» Records provided:
--------------------

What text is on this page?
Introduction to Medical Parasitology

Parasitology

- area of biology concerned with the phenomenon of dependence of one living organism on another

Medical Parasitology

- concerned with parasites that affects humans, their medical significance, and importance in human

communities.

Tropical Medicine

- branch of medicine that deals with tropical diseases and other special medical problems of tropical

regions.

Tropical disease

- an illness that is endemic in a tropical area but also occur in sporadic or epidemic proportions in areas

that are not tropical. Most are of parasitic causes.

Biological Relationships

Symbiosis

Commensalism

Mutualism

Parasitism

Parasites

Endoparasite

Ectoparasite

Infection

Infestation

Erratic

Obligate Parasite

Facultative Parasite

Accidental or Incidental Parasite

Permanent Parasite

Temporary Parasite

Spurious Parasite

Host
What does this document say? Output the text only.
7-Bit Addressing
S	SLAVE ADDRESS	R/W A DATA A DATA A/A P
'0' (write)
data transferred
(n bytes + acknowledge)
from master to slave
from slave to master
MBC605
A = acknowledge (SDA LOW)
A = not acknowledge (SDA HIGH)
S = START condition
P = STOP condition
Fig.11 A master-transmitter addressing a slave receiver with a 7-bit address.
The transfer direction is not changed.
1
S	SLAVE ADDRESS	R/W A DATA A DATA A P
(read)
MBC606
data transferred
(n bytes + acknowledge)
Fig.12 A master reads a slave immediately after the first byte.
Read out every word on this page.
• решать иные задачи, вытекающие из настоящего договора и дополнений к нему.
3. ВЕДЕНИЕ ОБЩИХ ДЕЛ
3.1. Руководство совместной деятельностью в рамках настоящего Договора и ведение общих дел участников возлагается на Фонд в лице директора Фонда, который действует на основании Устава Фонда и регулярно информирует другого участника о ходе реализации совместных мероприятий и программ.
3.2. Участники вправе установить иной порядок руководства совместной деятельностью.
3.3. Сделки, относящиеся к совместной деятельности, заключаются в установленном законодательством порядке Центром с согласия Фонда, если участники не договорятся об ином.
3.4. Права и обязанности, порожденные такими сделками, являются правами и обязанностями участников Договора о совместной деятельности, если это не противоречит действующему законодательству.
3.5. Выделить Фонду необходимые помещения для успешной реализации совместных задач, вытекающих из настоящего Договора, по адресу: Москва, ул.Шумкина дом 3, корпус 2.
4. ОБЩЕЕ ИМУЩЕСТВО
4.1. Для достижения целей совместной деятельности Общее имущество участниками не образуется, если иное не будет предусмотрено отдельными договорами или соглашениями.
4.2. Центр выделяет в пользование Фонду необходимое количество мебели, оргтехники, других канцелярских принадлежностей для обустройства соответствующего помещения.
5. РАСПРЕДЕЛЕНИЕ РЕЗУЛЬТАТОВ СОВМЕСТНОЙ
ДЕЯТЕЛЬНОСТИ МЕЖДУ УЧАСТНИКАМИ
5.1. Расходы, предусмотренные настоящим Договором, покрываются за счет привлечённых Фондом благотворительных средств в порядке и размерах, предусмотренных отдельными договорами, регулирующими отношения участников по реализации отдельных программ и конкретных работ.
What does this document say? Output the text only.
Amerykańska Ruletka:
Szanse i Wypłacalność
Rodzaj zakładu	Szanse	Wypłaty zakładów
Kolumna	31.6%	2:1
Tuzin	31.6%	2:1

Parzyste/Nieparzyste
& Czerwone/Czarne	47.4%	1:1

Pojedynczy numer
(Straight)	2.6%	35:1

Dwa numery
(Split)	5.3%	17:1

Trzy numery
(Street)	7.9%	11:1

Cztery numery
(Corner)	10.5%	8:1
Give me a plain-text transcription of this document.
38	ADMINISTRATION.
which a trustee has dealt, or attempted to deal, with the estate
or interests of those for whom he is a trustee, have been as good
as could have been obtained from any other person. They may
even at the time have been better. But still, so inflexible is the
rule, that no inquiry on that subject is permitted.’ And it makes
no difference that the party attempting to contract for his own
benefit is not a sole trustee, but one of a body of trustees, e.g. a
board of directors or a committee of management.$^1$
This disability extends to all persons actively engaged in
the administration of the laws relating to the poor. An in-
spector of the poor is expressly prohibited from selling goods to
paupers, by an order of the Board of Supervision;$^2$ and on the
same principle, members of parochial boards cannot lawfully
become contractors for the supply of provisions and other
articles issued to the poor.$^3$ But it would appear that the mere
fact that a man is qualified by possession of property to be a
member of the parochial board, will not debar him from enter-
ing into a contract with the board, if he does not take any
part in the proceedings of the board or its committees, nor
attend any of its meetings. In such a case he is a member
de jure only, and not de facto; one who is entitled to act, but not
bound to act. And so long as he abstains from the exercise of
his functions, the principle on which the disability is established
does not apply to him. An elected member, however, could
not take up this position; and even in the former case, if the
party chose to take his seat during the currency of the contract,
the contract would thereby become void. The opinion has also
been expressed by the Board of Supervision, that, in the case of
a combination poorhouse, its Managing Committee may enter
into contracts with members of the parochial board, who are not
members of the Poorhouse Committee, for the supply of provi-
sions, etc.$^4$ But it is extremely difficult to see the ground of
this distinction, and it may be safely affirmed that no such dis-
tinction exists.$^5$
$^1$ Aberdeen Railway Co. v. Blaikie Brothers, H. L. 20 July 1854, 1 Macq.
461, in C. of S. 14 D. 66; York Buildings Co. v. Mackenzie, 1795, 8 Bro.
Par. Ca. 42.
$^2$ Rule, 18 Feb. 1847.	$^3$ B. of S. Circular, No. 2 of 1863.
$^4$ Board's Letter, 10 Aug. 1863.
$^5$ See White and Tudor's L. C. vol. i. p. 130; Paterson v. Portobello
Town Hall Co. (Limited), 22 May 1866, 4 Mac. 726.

--------------------

» Exercise task: Scan the material above for the string "from" and return the lines that hold it.

» Full response:
from master to slave
from slave to master
as could have been obtained from any other person. They may
spector of the poor is expressly prohibited from selling goods to
member of the parochial board, will not debar him from enter-
bound to act. And so long as he abstains from the exercise of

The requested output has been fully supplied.